**Description of the task:** Using the listing below, extract each line that has the word "razón" in it.

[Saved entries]
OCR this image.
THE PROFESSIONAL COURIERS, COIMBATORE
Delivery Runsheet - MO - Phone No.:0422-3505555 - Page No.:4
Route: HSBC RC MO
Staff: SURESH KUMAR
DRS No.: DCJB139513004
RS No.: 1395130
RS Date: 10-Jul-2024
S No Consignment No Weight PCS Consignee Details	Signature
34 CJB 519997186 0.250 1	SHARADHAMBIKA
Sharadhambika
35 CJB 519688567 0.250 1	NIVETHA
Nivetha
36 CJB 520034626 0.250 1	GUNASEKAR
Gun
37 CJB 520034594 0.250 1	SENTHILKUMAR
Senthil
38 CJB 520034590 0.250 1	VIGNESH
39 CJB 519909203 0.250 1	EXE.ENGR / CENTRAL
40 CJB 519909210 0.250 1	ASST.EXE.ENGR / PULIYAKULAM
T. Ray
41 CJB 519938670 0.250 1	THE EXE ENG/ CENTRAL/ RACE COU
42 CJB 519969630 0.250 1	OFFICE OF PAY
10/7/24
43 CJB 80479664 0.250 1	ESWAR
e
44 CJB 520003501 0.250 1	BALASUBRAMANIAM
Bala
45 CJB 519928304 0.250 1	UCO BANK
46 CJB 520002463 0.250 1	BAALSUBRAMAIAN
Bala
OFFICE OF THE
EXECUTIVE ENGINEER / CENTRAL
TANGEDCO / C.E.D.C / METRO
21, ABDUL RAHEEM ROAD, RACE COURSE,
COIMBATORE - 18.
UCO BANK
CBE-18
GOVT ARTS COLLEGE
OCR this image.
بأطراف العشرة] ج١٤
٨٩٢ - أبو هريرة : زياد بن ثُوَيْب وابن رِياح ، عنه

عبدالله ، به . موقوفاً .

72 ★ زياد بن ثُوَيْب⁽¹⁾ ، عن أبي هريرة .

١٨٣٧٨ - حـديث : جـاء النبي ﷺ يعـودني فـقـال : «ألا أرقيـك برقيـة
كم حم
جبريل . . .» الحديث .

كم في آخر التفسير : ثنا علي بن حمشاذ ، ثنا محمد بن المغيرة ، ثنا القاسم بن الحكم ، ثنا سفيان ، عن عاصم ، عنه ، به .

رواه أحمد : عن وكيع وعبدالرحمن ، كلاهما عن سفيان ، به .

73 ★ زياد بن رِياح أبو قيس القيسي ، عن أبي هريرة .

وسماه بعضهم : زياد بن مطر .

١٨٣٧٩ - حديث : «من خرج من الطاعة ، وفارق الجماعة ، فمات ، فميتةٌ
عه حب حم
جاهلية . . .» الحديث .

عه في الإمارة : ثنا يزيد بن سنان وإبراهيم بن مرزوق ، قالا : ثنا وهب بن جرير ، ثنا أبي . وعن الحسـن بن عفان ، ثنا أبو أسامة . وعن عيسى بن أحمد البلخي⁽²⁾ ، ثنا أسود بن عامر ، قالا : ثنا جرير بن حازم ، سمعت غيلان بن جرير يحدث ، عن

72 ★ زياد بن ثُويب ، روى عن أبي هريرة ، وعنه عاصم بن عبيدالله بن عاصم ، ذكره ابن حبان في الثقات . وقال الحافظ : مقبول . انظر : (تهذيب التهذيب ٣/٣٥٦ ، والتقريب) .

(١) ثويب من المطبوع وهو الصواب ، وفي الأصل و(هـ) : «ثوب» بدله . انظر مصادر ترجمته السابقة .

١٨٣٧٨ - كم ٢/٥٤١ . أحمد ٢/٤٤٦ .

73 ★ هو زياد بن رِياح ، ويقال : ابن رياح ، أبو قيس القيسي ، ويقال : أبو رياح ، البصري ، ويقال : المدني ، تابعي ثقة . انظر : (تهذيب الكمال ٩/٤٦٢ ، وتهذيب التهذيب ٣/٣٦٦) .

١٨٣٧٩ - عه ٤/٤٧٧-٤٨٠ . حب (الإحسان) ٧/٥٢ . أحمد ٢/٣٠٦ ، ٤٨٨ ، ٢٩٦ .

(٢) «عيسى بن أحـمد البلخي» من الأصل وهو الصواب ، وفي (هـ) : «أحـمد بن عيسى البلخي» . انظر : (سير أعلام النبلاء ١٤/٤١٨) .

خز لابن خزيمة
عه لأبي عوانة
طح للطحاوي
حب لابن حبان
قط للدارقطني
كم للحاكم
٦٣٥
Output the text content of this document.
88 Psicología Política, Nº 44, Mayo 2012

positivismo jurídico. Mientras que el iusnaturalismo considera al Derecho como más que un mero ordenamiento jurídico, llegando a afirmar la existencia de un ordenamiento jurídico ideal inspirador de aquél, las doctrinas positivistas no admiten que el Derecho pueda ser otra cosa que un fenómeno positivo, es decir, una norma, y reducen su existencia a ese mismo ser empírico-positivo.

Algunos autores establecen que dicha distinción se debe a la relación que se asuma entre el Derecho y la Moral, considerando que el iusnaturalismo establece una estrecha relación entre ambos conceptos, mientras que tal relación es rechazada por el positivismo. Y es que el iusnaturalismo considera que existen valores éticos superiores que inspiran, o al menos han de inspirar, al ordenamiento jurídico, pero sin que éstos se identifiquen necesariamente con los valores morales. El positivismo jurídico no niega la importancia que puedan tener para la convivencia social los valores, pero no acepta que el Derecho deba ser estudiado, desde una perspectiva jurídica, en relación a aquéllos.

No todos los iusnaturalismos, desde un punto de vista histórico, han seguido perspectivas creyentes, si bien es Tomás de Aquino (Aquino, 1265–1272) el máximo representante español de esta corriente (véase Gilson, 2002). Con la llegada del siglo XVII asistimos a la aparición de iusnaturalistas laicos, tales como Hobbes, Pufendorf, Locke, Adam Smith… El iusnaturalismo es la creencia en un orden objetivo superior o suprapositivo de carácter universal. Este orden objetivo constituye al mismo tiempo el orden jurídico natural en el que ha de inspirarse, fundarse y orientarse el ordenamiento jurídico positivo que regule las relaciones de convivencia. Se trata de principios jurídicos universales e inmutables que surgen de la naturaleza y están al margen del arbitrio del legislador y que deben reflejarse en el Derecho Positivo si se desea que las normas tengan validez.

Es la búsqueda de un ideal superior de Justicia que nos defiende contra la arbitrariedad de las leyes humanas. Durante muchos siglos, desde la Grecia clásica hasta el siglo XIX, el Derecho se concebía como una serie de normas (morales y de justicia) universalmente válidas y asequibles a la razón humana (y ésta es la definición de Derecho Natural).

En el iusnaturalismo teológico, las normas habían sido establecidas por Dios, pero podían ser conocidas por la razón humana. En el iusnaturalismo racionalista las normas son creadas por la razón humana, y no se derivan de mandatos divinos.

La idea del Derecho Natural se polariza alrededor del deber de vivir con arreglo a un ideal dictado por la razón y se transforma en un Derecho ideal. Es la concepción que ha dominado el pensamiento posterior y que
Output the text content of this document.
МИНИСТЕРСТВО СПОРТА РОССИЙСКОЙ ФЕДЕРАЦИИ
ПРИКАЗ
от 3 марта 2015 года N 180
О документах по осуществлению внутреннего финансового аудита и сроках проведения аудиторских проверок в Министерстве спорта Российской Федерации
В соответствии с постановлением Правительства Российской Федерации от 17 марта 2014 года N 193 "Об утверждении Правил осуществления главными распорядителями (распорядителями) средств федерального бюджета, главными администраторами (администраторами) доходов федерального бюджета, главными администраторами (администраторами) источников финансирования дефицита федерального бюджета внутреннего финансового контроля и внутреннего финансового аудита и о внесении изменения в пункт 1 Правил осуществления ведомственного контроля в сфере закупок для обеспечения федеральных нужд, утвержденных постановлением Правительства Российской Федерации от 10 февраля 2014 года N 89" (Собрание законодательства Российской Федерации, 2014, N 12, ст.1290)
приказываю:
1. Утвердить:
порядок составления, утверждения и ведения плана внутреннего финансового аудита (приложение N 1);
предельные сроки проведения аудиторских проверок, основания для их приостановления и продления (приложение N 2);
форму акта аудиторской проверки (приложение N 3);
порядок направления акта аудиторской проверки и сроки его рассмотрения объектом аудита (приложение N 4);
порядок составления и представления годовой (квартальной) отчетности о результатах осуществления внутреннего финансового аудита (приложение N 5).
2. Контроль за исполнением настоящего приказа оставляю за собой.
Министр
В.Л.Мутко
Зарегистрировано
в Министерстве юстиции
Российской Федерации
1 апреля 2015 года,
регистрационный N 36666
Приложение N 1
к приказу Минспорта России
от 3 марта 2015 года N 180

**Exercise result:**
Es la búsqueda de un ideal superior de Justicia que nos defiende contra la arbitrariedad de las leyes humanas. Durante muchos siglos, desde la Grecia clásica hasta el siglo XIX, el Derecho se concebía como una serie de normas (morales y de justicia) universalmente válidas y asequibles a la razón humana (y ésta es la definición de Derecho Natural).
En el iusnaturalismo teológico, las normas habían sido establecidas por Dios, pero podían ser conocidas por la razón humana. En el iusnaturalismo racionalista las normas son creadas por la razón humana, y no se derivan de mandatos divinos.
La idea del Derecho Natural se polariza alrededor del deber de vivir con arreglo a un ideal dictado por la razón y se transforma en un Derecho ideal. Es la concepción que ha dominado el pensamiento posterior y que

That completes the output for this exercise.